### MATERIAL PROVIDED:

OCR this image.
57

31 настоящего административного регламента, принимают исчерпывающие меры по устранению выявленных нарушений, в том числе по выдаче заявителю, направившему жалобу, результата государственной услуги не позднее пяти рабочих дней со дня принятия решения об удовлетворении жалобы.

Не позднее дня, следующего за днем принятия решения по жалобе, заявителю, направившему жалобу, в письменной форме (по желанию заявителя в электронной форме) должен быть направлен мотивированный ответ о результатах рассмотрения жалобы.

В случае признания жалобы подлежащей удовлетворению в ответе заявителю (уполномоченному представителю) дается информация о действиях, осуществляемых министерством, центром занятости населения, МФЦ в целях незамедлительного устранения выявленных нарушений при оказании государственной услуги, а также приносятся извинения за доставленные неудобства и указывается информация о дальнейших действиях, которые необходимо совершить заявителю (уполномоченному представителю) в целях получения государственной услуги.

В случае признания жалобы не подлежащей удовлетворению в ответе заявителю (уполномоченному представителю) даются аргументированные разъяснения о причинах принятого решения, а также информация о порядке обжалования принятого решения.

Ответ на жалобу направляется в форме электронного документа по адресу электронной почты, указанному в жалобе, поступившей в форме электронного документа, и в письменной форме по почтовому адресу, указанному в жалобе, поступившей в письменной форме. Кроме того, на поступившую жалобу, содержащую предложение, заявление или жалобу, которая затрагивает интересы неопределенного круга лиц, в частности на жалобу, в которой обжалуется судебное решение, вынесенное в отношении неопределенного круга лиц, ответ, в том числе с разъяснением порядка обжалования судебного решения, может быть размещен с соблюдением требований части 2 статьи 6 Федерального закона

### SHORT TASK:
Please reproduce all of the entries exactly as they stand.

### RESPONSE TO THIS EXERCISE:
OCR this image.
57

31 настоящего административного регламента, принимают исчерпывающие меры по устранению выявленных нарушений, в том числе по выдаче заявителю, направившему жалобу, результата государственной услуги не позднее пяти рабочих дней со дня принятия решения об удовлетворении жалобы.

Не позднее дня, следующего за днем принятия решения по жалобе, заявителю, направившему жалобу, в письменной форме (по желанию заявителя в электронной форме) должен быть направлен мотивированный ответ о результатах рассмотрения жалобы.

В случае признания жалобы подлежащей удовлетворению в ответе заявителю (уполномоченному представителю) дается информация о действиях, осуществляемых министерством, центром занятости населения, МФЦ в целях незамедлительного устранения выявленных нарушений при оказании государственной услуги, а также приносятся извинения за доставленные неудобства и указывается информация о дальнейших действиях, которые необходимо совершить заявителю (уполномоченному представителю) в целях получения государственной услуги.

В случае признания жалобы не подлежащей удовлетворению в ответе заявителю (уполномоченному представителю) даются аргументированные разъяснения о причинах принятого решения, а также информация о порядке обжалования принятого решения.

Ответ на жалобу направляется в форме электронного документа по адресу электронной почты, указанному в жалобе, поступившей в форме электронного документа, и в письменной форме по почтовому адресу, указанному в жалобе, поступившей в письменной форме. Кроме того, на поступившую жалобу, содержащую предложение, заявление или жалобу, которая затрагивает интересы неопределенного круга лиц, в частности на жалобу, в которой обжалуется судебное решение, вынесенное в отношении неопределенного круга лиц, ответ, в том числе с разъяснением порядка обжалования судебного решения, может быть размещен с соблюдением требований части 2 статьи 6 Федерального закона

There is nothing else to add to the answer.